» Exercise instructions: Copy every line of the data that contains the string "北京时间".

+ + +

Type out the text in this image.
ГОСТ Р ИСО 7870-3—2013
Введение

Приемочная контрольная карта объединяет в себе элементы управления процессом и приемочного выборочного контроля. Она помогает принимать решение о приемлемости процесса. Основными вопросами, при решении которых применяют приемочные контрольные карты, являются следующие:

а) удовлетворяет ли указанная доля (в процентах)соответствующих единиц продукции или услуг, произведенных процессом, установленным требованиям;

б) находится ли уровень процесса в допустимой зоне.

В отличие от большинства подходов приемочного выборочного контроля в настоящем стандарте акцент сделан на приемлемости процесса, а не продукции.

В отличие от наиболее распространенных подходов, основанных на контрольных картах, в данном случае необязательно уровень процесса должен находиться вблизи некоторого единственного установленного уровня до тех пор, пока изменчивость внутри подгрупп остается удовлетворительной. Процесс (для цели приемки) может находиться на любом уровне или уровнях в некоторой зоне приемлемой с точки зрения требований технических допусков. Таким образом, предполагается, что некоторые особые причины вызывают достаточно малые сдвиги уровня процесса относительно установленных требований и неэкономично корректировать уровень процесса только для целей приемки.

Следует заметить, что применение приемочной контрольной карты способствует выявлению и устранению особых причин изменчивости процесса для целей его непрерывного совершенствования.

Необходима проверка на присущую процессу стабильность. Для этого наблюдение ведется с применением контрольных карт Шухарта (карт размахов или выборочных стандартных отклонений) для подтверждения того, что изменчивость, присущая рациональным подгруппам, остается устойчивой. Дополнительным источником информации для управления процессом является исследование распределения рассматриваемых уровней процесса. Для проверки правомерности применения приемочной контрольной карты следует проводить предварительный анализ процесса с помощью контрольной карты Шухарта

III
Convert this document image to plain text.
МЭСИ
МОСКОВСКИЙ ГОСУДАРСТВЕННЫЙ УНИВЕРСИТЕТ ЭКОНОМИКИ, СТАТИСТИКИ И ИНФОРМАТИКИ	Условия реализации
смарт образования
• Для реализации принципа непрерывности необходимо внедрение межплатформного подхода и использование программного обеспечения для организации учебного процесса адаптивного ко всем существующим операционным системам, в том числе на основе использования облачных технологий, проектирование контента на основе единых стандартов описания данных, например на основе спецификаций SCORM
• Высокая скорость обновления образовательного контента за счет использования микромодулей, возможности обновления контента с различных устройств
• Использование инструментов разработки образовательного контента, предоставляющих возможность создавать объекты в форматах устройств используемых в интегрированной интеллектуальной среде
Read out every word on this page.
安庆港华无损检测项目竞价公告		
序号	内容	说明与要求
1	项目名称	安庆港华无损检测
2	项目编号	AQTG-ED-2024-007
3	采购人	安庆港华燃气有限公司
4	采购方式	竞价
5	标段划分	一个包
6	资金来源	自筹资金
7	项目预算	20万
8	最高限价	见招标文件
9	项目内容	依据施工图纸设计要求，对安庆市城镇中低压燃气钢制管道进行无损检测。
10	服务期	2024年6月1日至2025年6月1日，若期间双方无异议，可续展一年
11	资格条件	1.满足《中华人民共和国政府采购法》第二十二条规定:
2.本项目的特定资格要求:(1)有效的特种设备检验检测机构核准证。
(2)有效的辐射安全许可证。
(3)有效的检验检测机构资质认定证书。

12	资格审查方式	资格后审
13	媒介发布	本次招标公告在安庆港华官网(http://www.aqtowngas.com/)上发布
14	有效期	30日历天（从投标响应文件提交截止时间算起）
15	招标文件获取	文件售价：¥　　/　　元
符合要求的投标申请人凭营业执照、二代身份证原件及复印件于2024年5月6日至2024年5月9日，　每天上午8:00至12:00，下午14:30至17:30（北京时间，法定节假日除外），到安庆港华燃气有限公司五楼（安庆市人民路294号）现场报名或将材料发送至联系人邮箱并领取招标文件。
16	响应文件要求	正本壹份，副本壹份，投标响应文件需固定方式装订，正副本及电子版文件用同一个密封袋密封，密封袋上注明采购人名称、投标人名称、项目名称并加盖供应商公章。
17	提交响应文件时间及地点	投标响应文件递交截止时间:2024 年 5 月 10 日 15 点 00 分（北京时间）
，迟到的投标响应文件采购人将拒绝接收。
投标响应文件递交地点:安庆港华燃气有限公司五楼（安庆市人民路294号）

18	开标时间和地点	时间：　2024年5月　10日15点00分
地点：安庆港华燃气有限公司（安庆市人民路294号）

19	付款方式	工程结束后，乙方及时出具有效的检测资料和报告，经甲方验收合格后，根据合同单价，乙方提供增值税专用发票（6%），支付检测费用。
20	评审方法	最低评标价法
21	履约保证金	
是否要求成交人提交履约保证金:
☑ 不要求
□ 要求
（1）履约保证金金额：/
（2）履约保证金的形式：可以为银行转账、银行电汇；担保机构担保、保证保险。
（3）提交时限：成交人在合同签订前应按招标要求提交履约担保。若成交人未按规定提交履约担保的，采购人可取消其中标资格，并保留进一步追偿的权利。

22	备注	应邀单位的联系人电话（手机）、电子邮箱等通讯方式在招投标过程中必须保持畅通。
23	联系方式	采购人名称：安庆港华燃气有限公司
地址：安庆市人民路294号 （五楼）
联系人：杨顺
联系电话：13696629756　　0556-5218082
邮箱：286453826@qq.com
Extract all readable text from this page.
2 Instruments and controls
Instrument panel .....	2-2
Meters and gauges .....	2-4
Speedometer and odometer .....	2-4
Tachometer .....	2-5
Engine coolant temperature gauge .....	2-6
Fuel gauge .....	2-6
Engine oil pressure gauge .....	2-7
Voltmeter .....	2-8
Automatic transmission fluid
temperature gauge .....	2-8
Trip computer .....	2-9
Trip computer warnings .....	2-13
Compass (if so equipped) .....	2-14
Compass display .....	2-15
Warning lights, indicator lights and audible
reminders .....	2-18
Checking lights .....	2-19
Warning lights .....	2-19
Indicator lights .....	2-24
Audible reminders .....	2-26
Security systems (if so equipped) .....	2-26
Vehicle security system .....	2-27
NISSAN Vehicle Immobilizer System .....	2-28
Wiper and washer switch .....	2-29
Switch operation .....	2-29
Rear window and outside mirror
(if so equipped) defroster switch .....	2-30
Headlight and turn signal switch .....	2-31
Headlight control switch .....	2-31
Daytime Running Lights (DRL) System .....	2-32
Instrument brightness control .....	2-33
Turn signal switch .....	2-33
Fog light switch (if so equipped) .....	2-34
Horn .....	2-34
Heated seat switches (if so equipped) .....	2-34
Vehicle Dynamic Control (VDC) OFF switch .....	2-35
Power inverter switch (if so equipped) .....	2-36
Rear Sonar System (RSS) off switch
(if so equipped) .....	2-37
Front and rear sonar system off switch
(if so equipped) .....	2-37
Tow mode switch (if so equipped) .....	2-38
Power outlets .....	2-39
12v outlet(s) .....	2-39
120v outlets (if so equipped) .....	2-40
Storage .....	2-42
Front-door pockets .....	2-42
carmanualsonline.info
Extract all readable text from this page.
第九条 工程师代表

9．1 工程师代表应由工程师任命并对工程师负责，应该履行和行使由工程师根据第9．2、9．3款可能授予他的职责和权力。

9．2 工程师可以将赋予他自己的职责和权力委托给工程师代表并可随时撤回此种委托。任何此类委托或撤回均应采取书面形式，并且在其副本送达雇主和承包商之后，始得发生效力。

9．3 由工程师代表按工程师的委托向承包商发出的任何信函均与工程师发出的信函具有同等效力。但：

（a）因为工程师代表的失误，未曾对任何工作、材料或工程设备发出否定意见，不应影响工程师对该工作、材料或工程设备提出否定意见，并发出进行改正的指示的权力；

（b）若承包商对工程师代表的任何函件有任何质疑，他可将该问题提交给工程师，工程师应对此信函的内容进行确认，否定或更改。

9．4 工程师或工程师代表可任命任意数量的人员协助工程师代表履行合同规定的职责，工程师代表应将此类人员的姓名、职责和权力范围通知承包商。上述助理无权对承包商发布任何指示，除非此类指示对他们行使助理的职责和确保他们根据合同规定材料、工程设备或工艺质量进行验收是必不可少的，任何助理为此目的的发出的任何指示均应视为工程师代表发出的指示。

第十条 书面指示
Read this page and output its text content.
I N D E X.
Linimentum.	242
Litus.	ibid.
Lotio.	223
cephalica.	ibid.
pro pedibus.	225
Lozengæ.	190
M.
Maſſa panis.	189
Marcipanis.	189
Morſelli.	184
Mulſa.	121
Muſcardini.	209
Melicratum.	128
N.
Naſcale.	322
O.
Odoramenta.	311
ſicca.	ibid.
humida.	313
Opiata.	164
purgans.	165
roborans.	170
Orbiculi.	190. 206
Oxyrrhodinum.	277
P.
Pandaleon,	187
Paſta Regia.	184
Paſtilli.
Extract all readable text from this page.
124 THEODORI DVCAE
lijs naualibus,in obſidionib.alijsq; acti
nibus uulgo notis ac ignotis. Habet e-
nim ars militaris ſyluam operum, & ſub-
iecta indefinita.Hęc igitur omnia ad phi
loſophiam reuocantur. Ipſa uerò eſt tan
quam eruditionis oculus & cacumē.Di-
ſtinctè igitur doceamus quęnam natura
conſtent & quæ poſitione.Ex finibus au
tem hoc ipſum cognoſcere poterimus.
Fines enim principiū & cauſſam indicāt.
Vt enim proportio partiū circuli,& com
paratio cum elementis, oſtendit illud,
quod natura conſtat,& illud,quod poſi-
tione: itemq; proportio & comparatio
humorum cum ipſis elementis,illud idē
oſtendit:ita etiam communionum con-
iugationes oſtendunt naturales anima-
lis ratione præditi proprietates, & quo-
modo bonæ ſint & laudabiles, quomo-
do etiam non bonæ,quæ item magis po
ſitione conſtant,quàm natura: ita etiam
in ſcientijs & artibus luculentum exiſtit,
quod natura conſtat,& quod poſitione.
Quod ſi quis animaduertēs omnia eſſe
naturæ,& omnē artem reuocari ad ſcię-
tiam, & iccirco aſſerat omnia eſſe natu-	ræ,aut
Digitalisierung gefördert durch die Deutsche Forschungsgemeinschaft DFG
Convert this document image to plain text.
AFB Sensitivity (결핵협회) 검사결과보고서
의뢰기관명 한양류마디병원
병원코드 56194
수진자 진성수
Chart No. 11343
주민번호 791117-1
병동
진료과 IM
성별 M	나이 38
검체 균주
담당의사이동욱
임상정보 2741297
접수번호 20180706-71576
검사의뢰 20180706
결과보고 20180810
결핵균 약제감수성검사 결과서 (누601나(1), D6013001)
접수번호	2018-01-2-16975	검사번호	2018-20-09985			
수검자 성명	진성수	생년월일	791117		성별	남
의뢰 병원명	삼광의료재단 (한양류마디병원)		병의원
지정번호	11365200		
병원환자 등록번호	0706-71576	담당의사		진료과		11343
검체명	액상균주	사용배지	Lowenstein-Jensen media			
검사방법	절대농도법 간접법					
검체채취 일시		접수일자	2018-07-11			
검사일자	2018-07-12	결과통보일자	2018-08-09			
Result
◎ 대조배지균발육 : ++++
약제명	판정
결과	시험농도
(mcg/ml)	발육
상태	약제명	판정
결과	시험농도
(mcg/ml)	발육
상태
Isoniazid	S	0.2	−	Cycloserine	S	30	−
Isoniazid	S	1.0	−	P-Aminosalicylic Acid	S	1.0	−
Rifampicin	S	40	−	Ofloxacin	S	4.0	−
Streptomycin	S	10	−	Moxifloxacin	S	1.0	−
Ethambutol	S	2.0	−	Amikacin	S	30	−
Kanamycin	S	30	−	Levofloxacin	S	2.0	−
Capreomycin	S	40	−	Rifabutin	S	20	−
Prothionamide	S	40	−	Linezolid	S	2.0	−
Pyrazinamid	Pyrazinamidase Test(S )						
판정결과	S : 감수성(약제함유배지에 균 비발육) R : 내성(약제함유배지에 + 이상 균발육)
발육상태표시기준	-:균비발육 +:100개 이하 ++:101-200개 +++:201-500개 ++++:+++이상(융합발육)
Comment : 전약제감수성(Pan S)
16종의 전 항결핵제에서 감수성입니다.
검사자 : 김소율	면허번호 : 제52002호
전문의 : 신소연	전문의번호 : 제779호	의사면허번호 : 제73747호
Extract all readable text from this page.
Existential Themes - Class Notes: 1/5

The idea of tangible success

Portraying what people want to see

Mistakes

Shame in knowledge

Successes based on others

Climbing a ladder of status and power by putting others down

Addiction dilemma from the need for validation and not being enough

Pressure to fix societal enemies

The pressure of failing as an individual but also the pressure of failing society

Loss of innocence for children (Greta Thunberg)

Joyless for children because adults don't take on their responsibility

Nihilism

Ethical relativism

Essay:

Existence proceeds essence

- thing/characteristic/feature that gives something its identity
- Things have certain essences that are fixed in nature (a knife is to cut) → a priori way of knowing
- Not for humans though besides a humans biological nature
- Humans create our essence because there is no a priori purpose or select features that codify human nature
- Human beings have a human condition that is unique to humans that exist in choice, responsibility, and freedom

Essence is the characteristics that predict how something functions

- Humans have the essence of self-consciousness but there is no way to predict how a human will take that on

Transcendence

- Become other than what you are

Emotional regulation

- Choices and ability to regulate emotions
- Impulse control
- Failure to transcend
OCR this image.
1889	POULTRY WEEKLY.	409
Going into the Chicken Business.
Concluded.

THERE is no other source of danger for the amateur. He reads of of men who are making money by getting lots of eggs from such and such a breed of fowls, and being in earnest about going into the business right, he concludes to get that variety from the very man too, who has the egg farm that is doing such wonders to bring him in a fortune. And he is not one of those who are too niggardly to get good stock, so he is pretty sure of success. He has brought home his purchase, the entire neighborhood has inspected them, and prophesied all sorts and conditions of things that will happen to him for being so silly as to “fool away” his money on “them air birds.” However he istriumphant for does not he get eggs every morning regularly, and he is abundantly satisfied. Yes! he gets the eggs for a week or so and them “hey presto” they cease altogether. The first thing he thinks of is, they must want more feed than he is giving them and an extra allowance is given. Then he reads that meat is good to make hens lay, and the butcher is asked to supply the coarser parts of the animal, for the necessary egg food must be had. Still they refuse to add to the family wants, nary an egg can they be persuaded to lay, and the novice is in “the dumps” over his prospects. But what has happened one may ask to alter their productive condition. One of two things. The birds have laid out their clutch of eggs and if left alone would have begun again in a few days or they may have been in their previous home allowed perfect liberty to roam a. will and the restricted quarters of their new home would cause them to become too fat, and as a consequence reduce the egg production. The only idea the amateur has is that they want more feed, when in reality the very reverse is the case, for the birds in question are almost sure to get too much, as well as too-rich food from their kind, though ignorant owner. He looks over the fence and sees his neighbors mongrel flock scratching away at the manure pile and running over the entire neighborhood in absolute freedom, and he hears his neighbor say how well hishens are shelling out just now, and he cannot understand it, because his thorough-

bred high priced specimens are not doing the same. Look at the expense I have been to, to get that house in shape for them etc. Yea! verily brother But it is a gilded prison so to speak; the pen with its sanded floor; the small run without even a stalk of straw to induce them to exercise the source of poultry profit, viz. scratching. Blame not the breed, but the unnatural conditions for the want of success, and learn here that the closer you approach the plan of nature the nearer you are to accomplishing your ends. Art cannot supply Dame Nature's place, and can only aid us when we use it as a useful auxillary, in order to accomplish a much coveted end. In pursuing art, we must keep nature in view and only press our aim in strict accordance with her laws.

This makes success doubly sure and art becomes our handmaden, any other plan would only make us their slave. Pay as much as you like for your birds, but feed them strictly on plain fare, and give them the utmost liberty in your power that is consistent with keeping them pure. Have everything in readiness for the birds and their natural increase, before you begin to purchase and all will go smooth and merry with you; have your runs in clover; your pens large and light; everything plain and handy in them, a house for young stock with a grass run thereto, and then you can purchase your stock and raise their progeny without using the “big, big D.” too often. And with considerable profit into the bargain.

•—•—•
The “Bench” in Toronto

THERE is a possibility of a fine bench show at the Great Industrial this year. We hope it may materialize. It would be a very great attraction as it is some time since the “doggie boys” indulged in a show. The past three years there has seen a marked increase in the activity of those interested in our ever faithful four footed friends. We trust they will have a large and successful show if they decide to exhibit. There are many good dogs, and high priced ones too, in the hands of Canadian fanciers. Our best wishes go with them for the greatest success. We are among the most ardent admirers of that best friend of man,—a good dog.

+ + +

» Worked solution:
符合要求的投标申请人凭营业执照、二代身份证原件及复印件于2024年5月6日至2024年5月9日，　每天上午8:00至12:00，下午14:30至17:30（北京时间，法定节假日除外），到安庆港华燃气有限公司五楼（安庆市人民路294号）现场报名或将材料发送至联系人邮箱并领取招标文件。
17	提交响应文件时间及地点	投标响应文件递交截止时间:2024 年 5 月 10 日 15 点 00 分（北京时间）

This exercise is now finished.